**SUPPLIED DATA:**
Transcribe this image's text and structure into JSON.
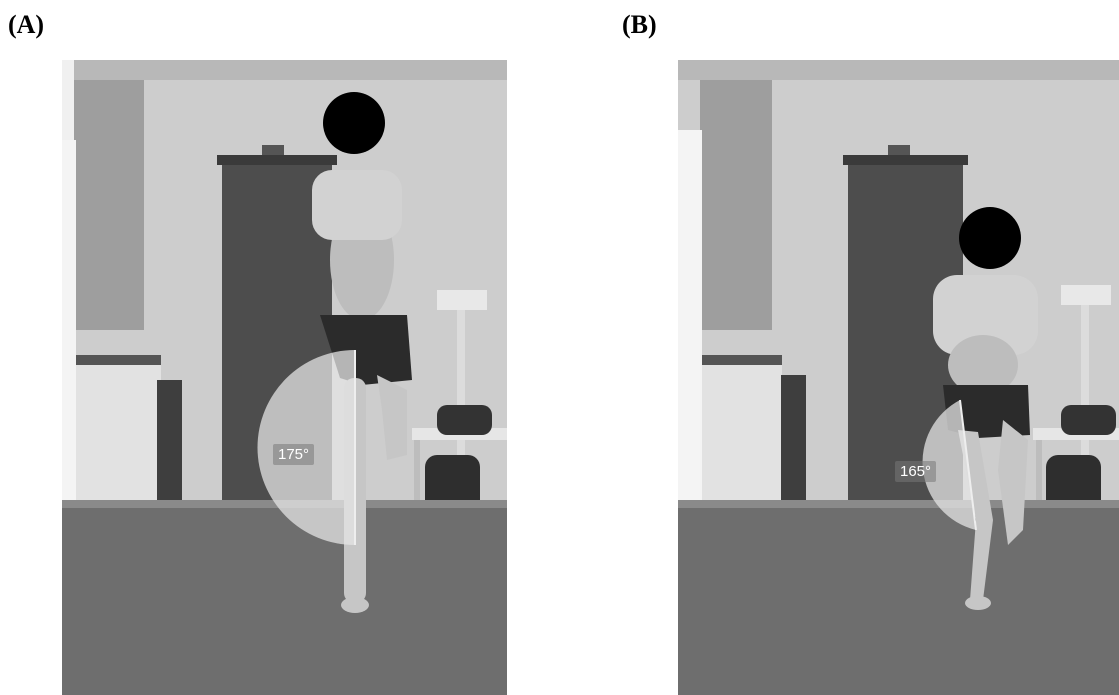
{
  "panels": [
    {
      "label": "(A)",
      "angle_label": "175°",
      "angle_degrees": 175
    },
    {
      "label": "(B)",
      "angle_label": "165°",
      "angle_degrees": 165
    }
  ],
  "colors": {
    "background": "#ffffff",
    "wall": "#c9c9c9",
    "floor": "#6f6f6f",
    "door": "#4a4a4a",
    "angle_overlay": "#d8d8d8",
    "face_mask": "#000000"
  }
}
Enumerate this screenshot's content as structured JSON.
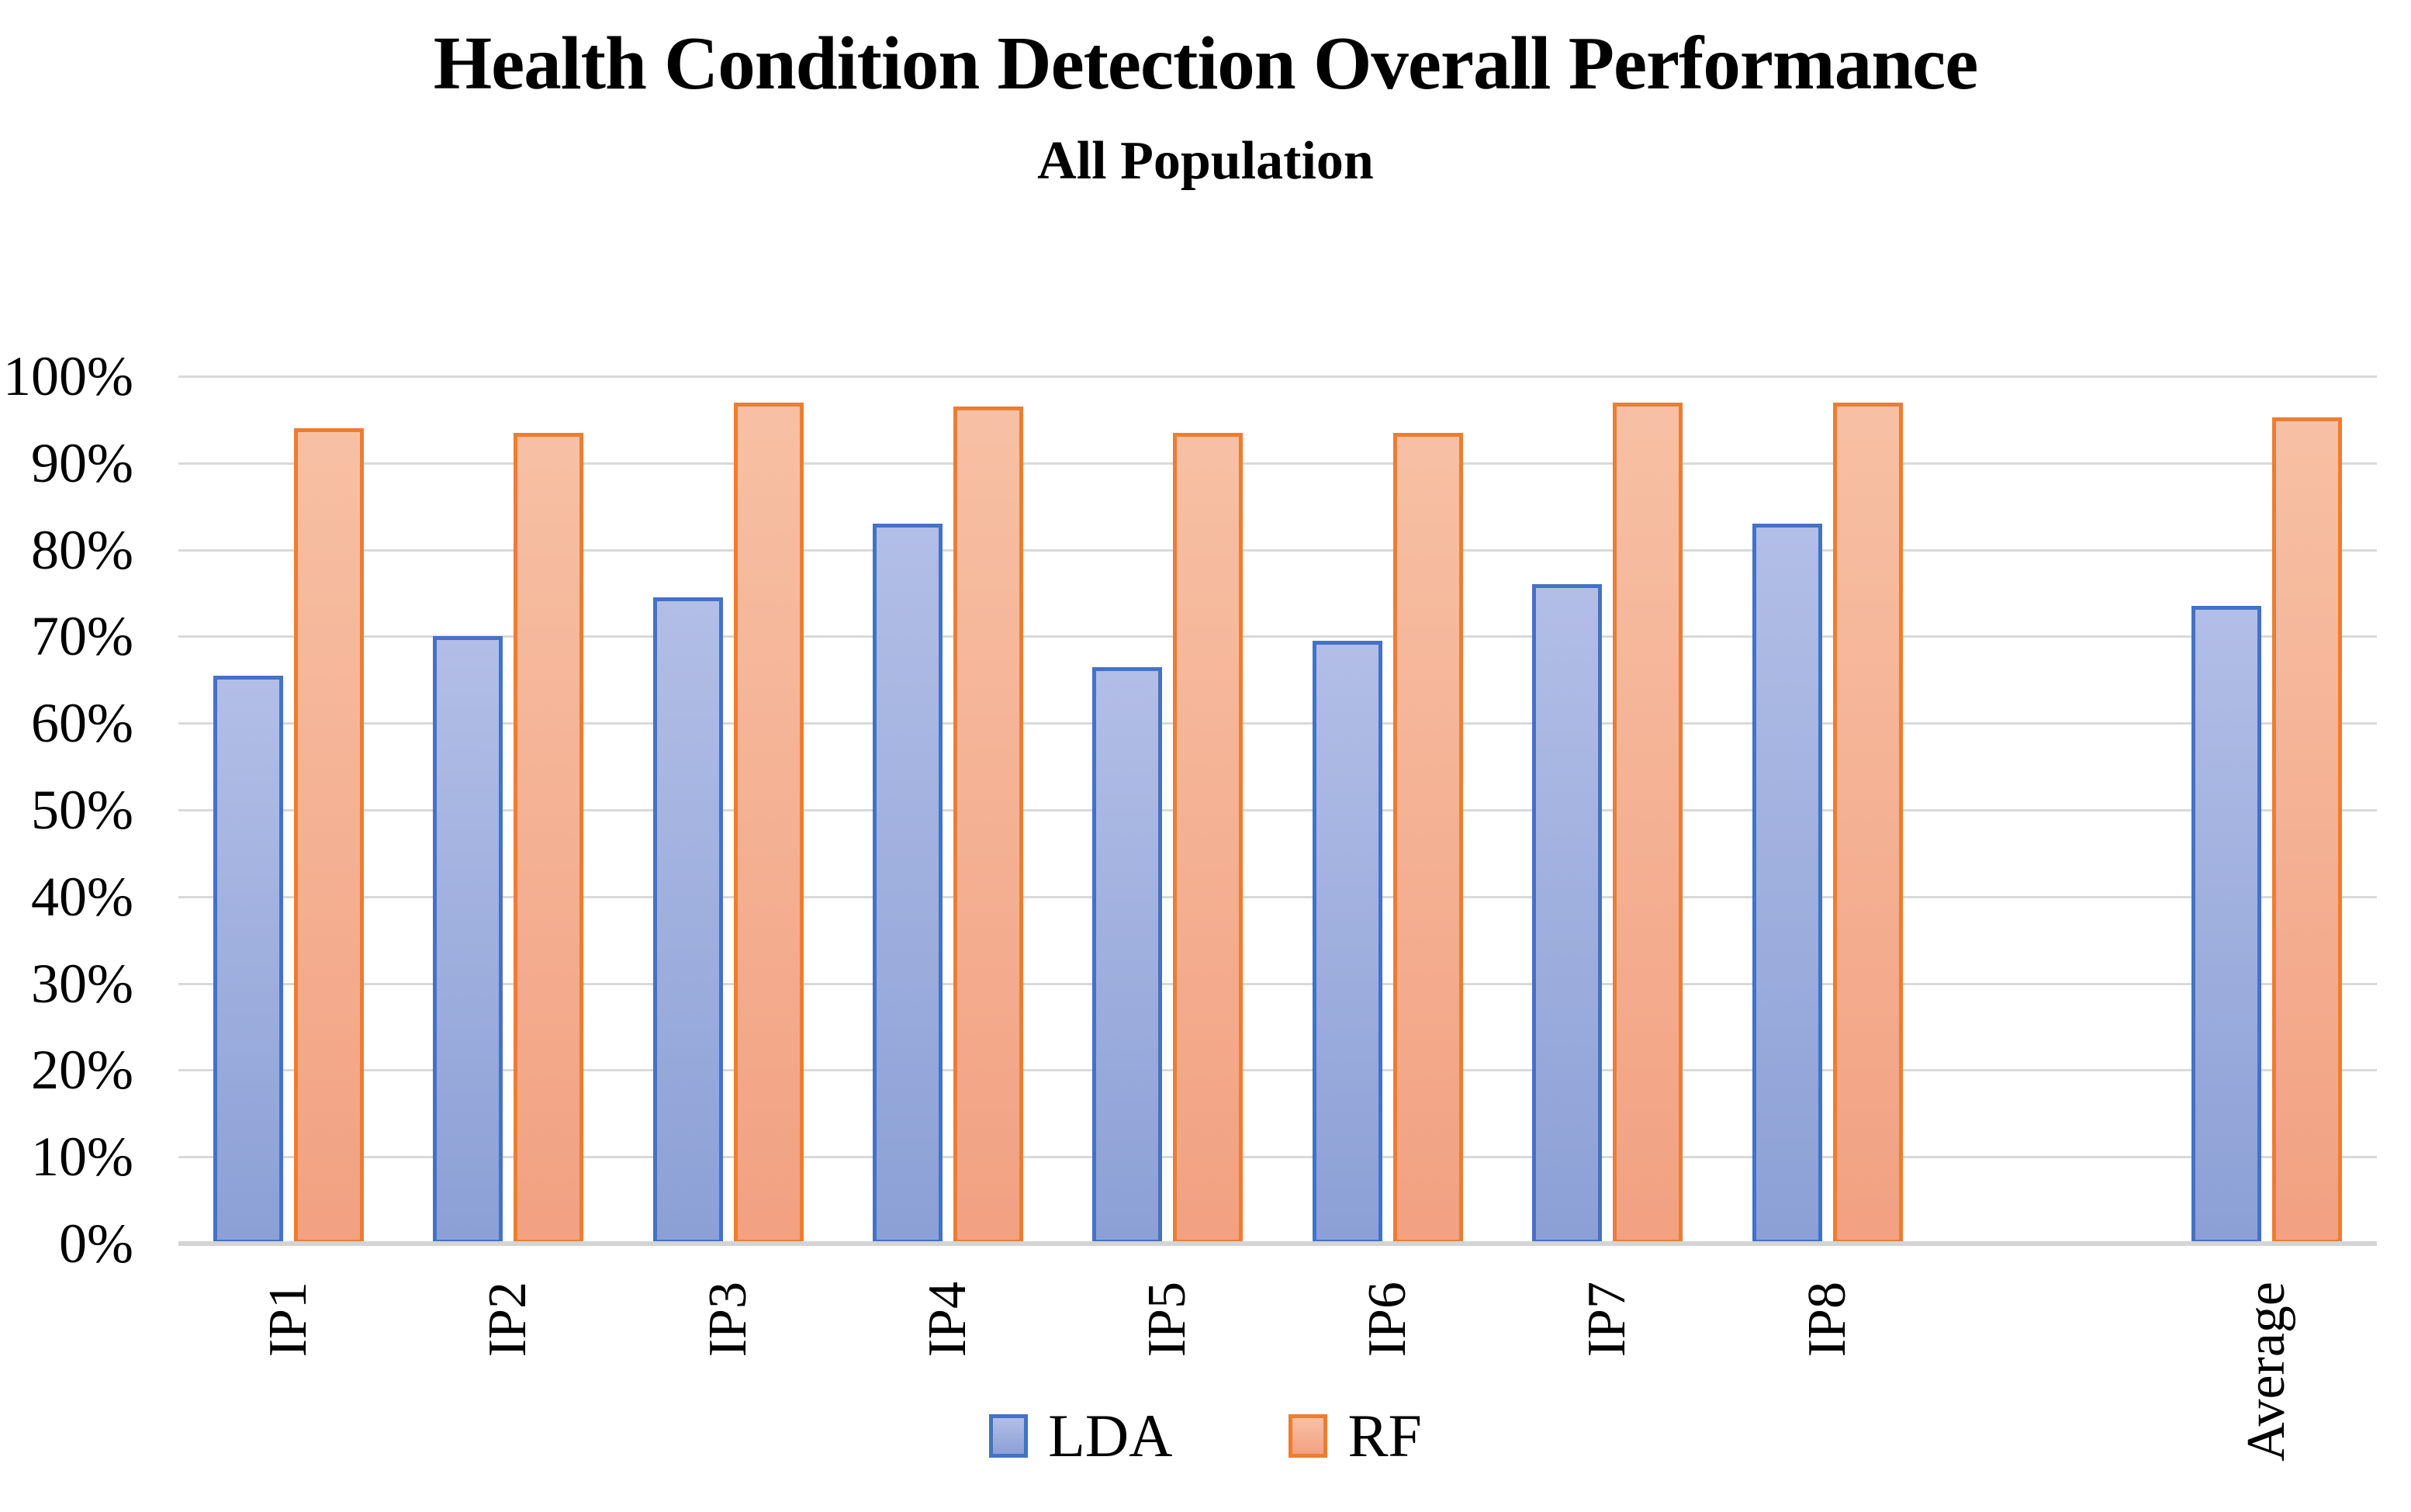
{
  "title": "Health Condition Detection Overall Performance",
  "subtitle": "All Population",
  "chart_data": {
    "type": "bar",
    "categories": [
      "IP1",
      "IP2",
      "IP3",
      "IP4",
      "IP5",
      "IP6",
      "IP7",
      "IP8",
      "Average"
    ],
    "series": [
      {
        "name": "LDA",
        "values": [
          65.5,
          70,
          74.5,
          83,
          66.5,
          69.5,
          76,
          83,
          73.5
        ]
      },
      {
        "name": "RF",
        "values": [
          94,
          93.5,
          97,
          96.5,
          93.5,
          93.5,
          97,
          97,
          95.3
        ]
      }
    ],
    "ylabel": "",
    "xlabel": "",
    "ylim": [
      0,
      100
    ],
    "ytick_step": 10,
    "ytick_labels": [
      "0%",
      "10%",
      "20%",
      "30%",
      "40%",
      "50%",
      "60%",
      "70%",
      "80%",
      "90%",
      "100%"
    ],
    "grid": true,
    "legend_position": "bottom",
    "layout_note": "one empty category slot between IP8 and Average",
    "slot_count": 10,
    "category_slot_indices": [
      0,
      1,
      2,
      3,
      4,
      5,
      6,
      7,
      9
    ]
  },
  "legend": {
    "items": [
      {
        "label": "LDA",
        "series": "LDA"
      },
      {
        "label": "RF",
        "series": "RF"
      }
    ]
  },
  "colors": {
    "lda_border": "#4472C4",
    "lda_fill_top": "#B2BEE6",
    "lda_fill_bottom": "#8CA0D6",
    "rf_border": "#ED7D31",
    "rf_fill_top": "#F7C0A4",
    "rf_fill_bottom": "#F2A182",
    "gridline": "#D9D9D9",
    "baseline": "#D4D4D4",
    "text": "#000000"
  }
}
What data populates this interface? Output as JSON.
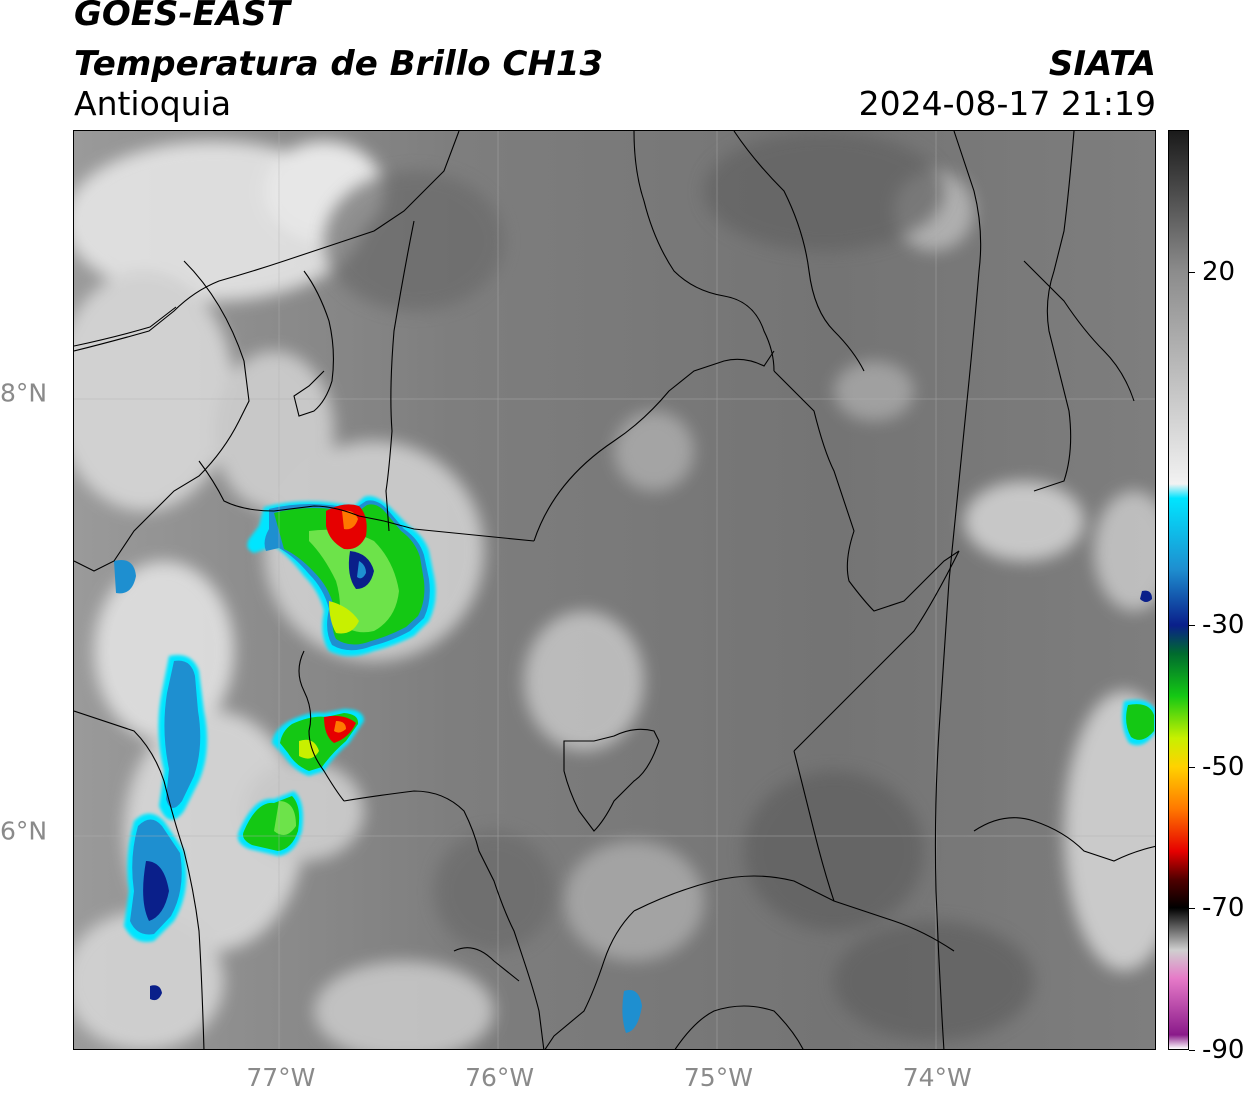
{
  "header": {
    "satellite": "GOES-EAST",
    "product": "Temperatura de Brillo CH13",
    "region": "Antioquia",
    "agency": "SIATA",
    "datetime": "2024-08-17 21:19"
  },
  "map": {
    "longitude_labels": [
      "77°W",
      "76°W",
      "75°W",
      "74°W"
    ],
    "latitude_labels": [
      "8°N",
      "6°N"
    ],
    "longitude_values": [
      -77,
      -76,
      -75,
      -74
    ],
    "latitude_values": [
      8,
      6
    ],
    "lon_range": [
      -77.95,
      -73.0
    ],
    "lat_range": [
      5.0,
      9.2
    ]
  },
  "colorbar": {
    "tick_labels": [
      "20",
      "-30",
      "-50",
      "-70",
      "-90"
    ],
    "tick_values": [
      20,
      -30,
      -50,
      -70,
      -90
    ],
    "range": [
      -90,
      40
    ],
    "palette_stops": [
      {
        "value": 40,
        "color": "#1a1a1a"
      },
      {
        "value": 20,
        "color": "#8c8c8c"
      },
      {
        "value": -10,
        "color": "#f2f2f2"
      },
      {
        "value": -12,
        "color": "#00e5ff"
      },
      {
        "value": -22,
        "color": "#1e8fd0"
      },
      {
        "value": -30,
        "color": "#0a1f8a"
      },
      {
        "value": -34,
        "color": "#006b2e"
      },
      {
        "value": -40,
        "color": "#14c814"
      },
      {
        "value": -46,
        "color": "#c8f000"
      },
      {
        "value": -50,
        "color": "#ffd200"
      },
      {
        "value": -56,
        "color": "#ff7800"
      },
      {
        "value": -62,
        "color": "#e60000"
      },
      {
        "value": -66,
        "color": "#500000"
      },
      {
        "value": -70,
        "color": "#000000"
      },
      {
        "value": -76,
        "color": "#cfcfcf"
      },
      {
        "value": -80,
        "color": "#e67ac8"
      },
      {
        "value": -88,
        "color": "#8a1a8a"
      },
      {
        "value": -90,
        "color": "#ffffff"
      }
    ]
  }
}
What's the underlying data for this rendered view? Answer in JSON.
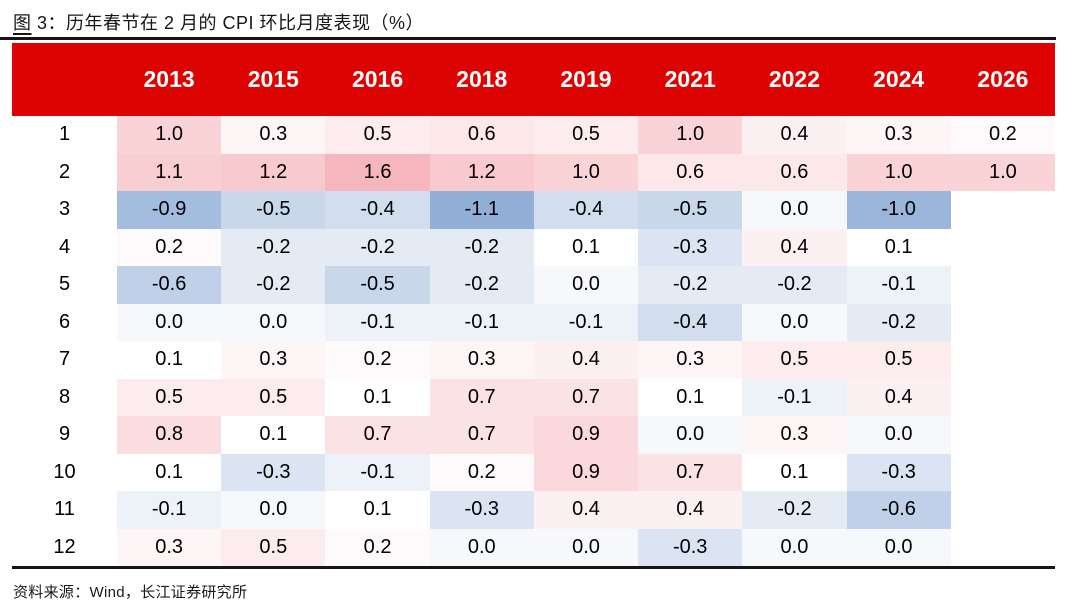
{
  "title": {
    "prefix": "图",
    "rest": " 3：历年春节在 2 月的 CPI 环比月度表现（%）"
  },
  "source_note": "资料来源：Wind，长江证券研究所",
  "theme": {
    "header_bg": "#DE0303",
    "header_text": "#FFFFFF",
    "rule_color": "#161616",
    "positive_color": "#F6B6BD",
    "negative_color": "#92AFD7",
    "neutral_color": "#FFFFFF"
  },
  "chart_data": {
    "type": "heatmap",
    "figure_label": "图 3",
    "title": "历年春节在 2 月的 CPI 环比月度表现（%）",
    "unit": "%",
    "row_label_header": "",
    "columns": [
      "2013",
      "2015",
      "2016",
      "2018",
      "2019",
      "2021",
      "2022",
      "2024",
      "2026"
    ],
    "rows": [
      "1",
      "2",
      "3",
      "4",
      "5",
      "6",
      "7",
      "8",
      "9",
      "10",
      "11",
      "12"
    ],
    "values": [
      [
        1.0,
        0.3,
        0.5,
        0.6,
        0.5,
        1.0,
        0.4,
        0.3,
        0.2
      ],
      [
        1.1,
        1.2,
        1.6,
        1.2,
        1.0,
        0.6,
        0.6,
        1.0,
        1.0
      ],
      [
        -0.9,
        -0.5,
        -0.4,
        -1.1,
        -0.4,
        -0.5,
        0.0,
        -1.0,
        null
      ],
      [
        0.2,
        -0.2,
        -0.2,
        -0.2,
        0.1,
        -0.3,
        0.4,
        0.1,
        null
      ],
      [
        -0.6,
        -0.2,
        -0.5,
        -0.2,
        0.0,
        -0.2,
        -0.2,
        -0.1,
        null
      ],
      [
        0.0,
        0.0,
        -0.1,
        -0.1,
        -0.1,
        -0.4,
        0.0,
        -0.2,
        null
      ],
      [
        0.1,
        0.3,
        0.2,
        0.3,
        0.4,
        0.3,
        0.5,
        0.5,
        null
      ],
      [
        0.5,
        0.5,
        0.1,
        0.7,
        0.7,
        0.1,
        -0.1,
        0.4,
        null
      ],
      [
        0.8,
        0.1,
        0.7,
        0.7,
        0.9,
        0.0,
        0.3,
        0.0,
        null
      ],
      [
        0.1,
        -0.3,
        -0.1,
        0.2,
        0.9,
        0.7,
        0.1,
        -0.3,
        null
      ],
      [
        -0.1,
        0.0,
        0.1,
        -0.3,
        0.4,
        0.4,
        -0.2,
        -0.6,
        null
      ],
      [
        0.3,
        0.5,
        0.2,
        0.0,
        0.0,
        -0.3,
        0.0,
        0.0,
        null
      ]
    ],
    "color_scale": {
      "midpoint": 0.1,
      "max": 1.6,
      "min": -1.1,
      "positive_color": "#F6B6BD",
      "negative_color": "#92AFD7",
      "neutral_color": "#FFFFFF"
    },
    "source": "Wind，长江证券研究所"
  }
}
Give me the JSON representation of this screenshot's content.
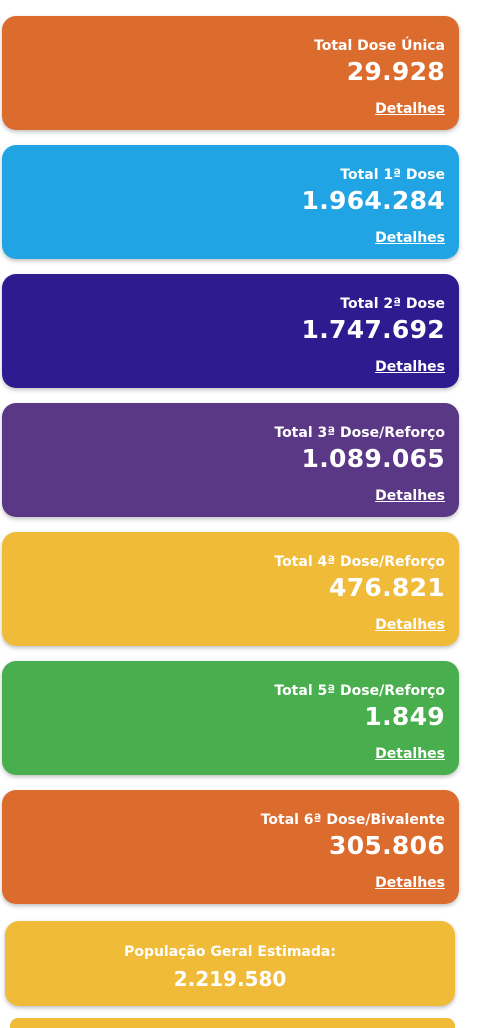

**OBJECTIVE:** Every line in the data above that contains "历年春节在" needs to be copied.

**EXPECTED OUTPUT:**
    "rest": " 3：历年春节在 2 月的 CPI 环比月度表现（%）"
    "title": "历年春节在 2 月的 CPI 环比月度表现（%）",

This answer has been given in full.